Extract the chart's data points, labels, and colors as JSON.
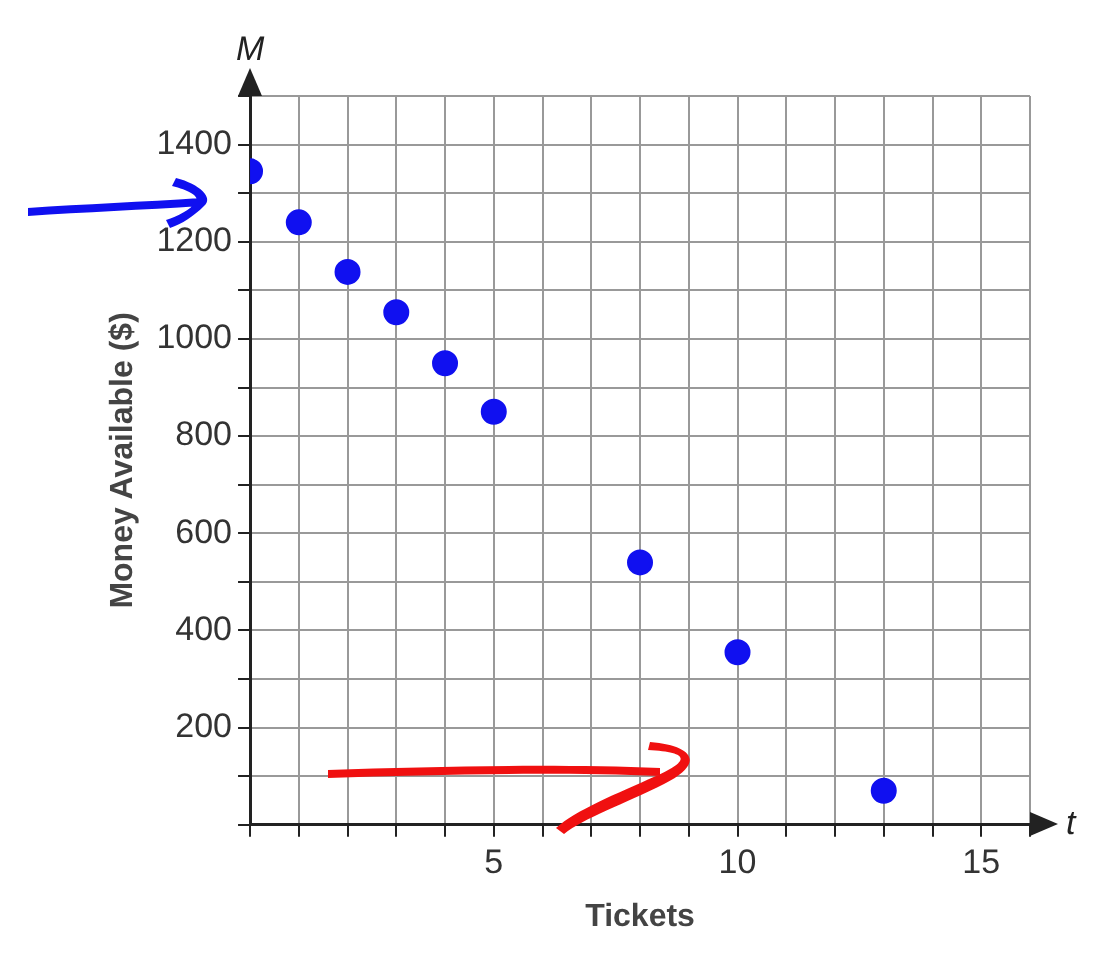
{
  "chart_data": {
    "type": "scatter",
    "xlabel": "Tickets",
    "ylabel": "Money Available ($)",
    "annotations": [
      "M",
      "t"
    ],
    "x": [
      0,
      1,
      2,
      3,
      4,
      5,
      8,
      10,
      13
    ],
    "values": [
      1345,
      1240,
      1138,
      1055,
      950,
      850,
      540,
      355,
      70
    ],
    "color": "#1010f0",
    "marker": "circle",
    "grid": true,
    "legend": false,
    "xlim": [
      0,
      16
    ],
    "ylim": [
      0,
      1500
    ],
    "xticks": [
      {
        "value": 0,
        "label": null
      },
      {
        "value": 1,
        "label": null
      },
      {
        "value": 2,
        "label": null
      },
      {
        "value": 3,
        "label": null
      },
      {
        "value": 4,
        "label": null
      },
      5,
      {
        "value": 6,
        "label": null
      },
      {
        "value": 7,
        "label": null
      },
      {
        "value": 8,
        "label": null
      },
      {
        "value": 9,
        "label": null
      },
      10,
      {
        "value": 11,
        "label": null
      },
      {
        "value": 12,
        "label": null
      },
      {
        "value": 13,
        "label": null
      },
      {
        "value": 14,
        "label": null
      },
      15,
      {
        "value": 16,
        "label": null
      }
    ],
    "yticks": [
      {
        "value": 0,
        "label": null
      },
      {
        "value": 100,
        "label": null
      },
      200,
      {
        "value": 300,
        "label": null
      },
      400,
      {
        "value": 500,
        "label": null
      },
      600,
      {
        "value": 700,
        "label": null
      },
      800,
      {
        "value": 900,
        "label": null
      },
      1000,
      {
        "value": 1100,
        "label": null
      },
      1200,
      {
        "value": 1300,
        "label": null
      },
      1400,
      {
        "value": 1500,
        "label": null
      }
    ]
  }
}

# Written problem:
Write the entries above out in full, exactly, with no images.

# Written answer:
Extract the chart's data points, labels, and colors as JSON.
{
  "chart_data": {
    "type": "scatter",
    "xlabel": "Tickets",
    "ylabel": "Money Available ($)",
    "annotations": [
      "M",
      "t"
    ],
    "x": [
      0,
      1,
      2,
      3,
      4,
      5,
      8,
      10,
      13
    ],
    "values": [
      1345,
      1240,
      1138,
      1055,
      950,
      850,
      540,
      355,
      70
    ],
    "color": "#1010f0",
    "marker": "circle",
    "grid": true,
    "legend": false,
    "xlim": [
      0,
      16
    ],
    "ylim": [
      0,
      1500
    ],
    "xticks": [
      {
        "value": 0,
        "label": null
      },
      {
        "value": 1,
        "label": null
      },
      {
        "value": 2,
        "label": null
      },
      {
        "value": 3,
        "label": null
      },
      {
        "value": 4,
        "label": null
      },
      5,
      {
        "value": 6,
        "label": null
      },
      {
        "value": 7,
        "label": null
      },
      {
        "value": 8,
        "label": null
      },
      {
        "value": 9,
        "label": null
      },
      10,
      {
        "value": 11,
        "label": null
      },
      {
        "value": 12,
        "label": null
      },
      {
        "value": 13,
        "label": null
      },
      {
        "value": 14,
        "label": null
      },
      15,
      {
        "value": 16,
        "label": null
      }
    ],
    "yticks": [
      {
        "value": 0,
        "label": null
      },
      {
        "value": 100,
        "label": null
      },
      200,
      {
        "value": 300,
        "label": null
      },
      400,
      {
        "value": 500,
        "label": null
      },
      600,
      {
        "value": 700,
        "label": null
      },
      800,
      {
        "value": 900,
        "label": null
      },
      1000,
      {
        "value": 1100,
        "label": null
      },
      1200,
      {
        "value": 1300,
        "label": null
      },
      1400,
      {
        "value": 1500,
        "label": null
      }
    ]
  }
}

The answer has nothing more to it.